- **The task**: Transcribe the listing word for word.

- **Items listed in a dataset**:
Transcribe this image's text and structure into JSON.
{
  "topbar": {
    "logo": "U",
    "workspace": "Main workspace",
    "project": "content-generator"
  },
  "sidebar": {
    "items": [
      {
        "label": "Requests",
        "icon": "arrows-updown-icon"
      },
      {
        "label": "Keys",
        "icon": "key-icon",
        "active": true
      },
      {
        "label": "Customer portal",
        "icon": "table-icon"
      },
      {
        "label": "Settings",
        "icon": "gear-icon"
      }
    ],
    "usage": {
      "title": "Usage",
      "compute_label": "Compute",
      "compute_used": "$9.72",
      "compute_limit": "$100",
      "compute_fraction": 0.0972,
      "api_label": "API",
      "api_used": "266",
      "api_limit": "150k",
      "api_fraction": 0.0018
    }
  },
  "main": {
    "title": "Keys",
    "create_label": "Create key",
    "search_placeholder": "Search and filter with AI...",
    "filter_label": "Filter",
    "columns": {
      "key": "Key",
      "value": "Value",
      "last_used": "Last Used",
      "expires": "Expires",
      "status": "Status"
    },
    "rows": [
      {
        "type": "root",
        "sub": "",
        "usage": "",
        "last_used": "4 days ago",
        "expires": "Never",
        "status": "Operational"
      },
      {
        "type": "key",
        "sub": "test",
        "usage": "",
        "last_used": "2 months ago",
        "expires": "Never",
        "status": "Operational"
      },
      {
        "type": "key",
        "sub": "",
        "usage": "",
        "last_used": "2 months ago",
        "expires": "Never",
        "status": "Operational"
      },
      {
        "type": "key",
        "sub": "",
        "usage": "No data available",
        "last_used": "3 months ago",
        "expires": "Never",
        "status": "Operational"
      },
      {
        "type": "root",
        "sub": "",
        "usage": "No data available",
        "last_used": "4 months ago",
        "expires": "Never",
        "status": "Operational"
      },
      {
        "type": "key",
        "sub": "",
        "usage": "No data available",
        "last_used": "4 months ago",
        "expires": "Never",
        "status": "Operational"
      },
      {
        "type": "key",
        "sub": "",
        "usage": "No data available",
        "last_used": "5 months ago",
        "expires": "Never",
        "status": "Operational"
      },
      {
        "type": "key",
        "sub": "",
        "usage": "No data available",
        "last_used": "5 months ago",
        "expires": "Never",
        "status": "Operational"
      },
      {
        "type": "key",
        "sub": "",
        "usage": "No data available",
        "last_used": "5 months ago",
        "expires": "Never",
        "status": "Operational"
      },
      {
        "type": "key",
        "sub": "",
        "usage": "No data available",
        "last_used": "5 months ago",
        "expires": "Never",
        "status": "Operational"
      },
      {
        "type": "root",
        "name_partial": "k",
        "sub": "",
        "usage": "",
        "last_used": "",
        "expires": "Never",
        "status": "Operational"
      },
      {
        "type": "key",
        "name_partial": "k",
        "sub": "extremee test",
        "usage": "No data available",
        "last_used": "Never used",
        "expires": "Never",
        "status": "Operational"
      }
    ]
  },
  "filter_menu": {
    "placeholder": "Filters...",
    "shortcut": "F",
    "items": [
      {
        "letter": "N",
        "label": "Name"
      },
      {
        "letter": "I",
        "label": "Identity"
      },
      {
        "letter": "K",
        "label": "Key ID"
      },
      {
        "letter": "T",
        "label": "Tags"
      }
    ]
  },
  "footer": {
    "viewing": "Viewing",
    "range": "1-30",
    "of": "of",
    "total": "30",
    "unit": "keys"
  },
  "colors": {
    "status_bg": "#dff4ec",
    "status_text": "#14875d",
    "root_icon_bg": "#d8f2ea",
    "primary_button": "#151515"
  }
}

- **Worked solution**:
Transcribe this image's text and structure into JSON.
{
  "topbar": {
    "logo": "U",
    "workspace": "Main workspace",
    "project": "content-generator"
  },
  "sidebar": {
    "items": [
      {
        "label": "Requests",
        "icon": "arrows-updown-icon"
      },
      {
        "label": "Keys",
        "icon": "key-icon",
        "active": true
      },
      {
        "label": "Customer portal",
        "icon": "table-icon"
      },
      {
        "label": "Settings",
        "icon": "gear-icon"
      }
    ],
    "usage": {
      "title": "Usage",
      "compute_label": "Compute",
      "compute_used": "$9.72",
      "compute_limit": "$100",
      "compute_fraction": 0.0972,
      "api_label": "API",
      "api_used": "266",
      "api_limit": "150k",
      "api_fraction": 0.0018
    }
  },
  "main": {
    "title": "Keys",
    "create_label": "Create key",
    "search_placeholder": "Search and filter with AI...",
    "filter_label": "Filter",
    "columns": {
      "key": "Key",
      "value": "Value",
      "last_used": "Last Used",
      "expires": "Expires",
      "status": "Status"
    },
    "rows": [
      {
        "type": "root",
        "sub": "",
        "usage": "",
        "last_used": "4 days ago",
        "expires": "Never",
        "status": "Operational"
      },
      {
        "type": "key",
        "sub": "test",
        "usage": "",
        "last_used": "2 months ago",
        "expires": "Never",
        "status": "Operational"
      },
      {
        "type": "key",
        "sub": "",
        "usage": "",
        "last_used": "2 months ago",
        "expires": "Never",
        "status": "Operational"
      },
      {
        "type": "key",
        "sub": "",
        "usage": "No data available",
        "last_used": "3 months ago",
        "expires": "Never",
        "status": "Operational"
      },
      {
        "type": "root",
        "sub": "",
        "usage": "No data available",
        "last_used": "4 months ago",
        "expires": "Never",
        "status": "Operational"
      },
      {
        "type": "key",
        "sub": "",
        "usage": "No data available",
        "last_used": "4 months ago",
        "expires": "Never",
        "status": "Operational"
      },
      {
        "type": "key",
        "sub": "",
        "usage": "No data available",
        "last_used": "5 months ago",
        "expires": "Never",
        "status": "Operational"
      },
      {
        "type": "key",
        "sub": "",
        "usage": "No data available",
        "last_used": "5 months ago",
        "expires": "Never",
        "status": "Operational"
      },
      {
        "type": "key",
        "sub": "",
        "usage": "No data available",
        "last_used": "5 months ago",
        "expires": "Never",
        "status": "Operational"
      },
      {
        "type": "key",
        "sub": "",
        "usage": "No data available",
        "last_used": "5 months ago",
        "expires": "Never",
        "status": "Operational"
      },
      {
        "type": "root",
        "name_partial": "k",
        "sub": "",
        "usage": "",
        "last_used": "",
        "expires": "Never",
        "status": "Operational"
      },
      {
        "type": "key",
        "name_partial": "k",
        "sub": "extremee test",
        "usage": "No data available",
        "last_used": "Never used",
        "expires": "Never",
        "status": "Operational"
      }
    ]
  },
  "filter_menu": {
    "placeholder": "Filters...",
    "shortcut": "F",
    "items": [
      {
        "letter": "N",
        "label": "Name"
      },
      {
        "letter": "I",
        "label": "Identity"
      },
      {
        "letter": "K",
        "label": "Key ID"
      },
      {
        "letter": "T",
        "label": "Tags"
      }
    ]
  },
  "footer": {
    "viewing": "Viewing",
    "range": "1-30",
    "of": "of",
    "total": "30",
    "unit": "keys"
  },
  "colors": {
    "status_bg": "#dff4ec",
    "status_text": "#14875d",
    "root_icon_bg": "#d8f2ea",
    "primary_button": "#151515"
  }
}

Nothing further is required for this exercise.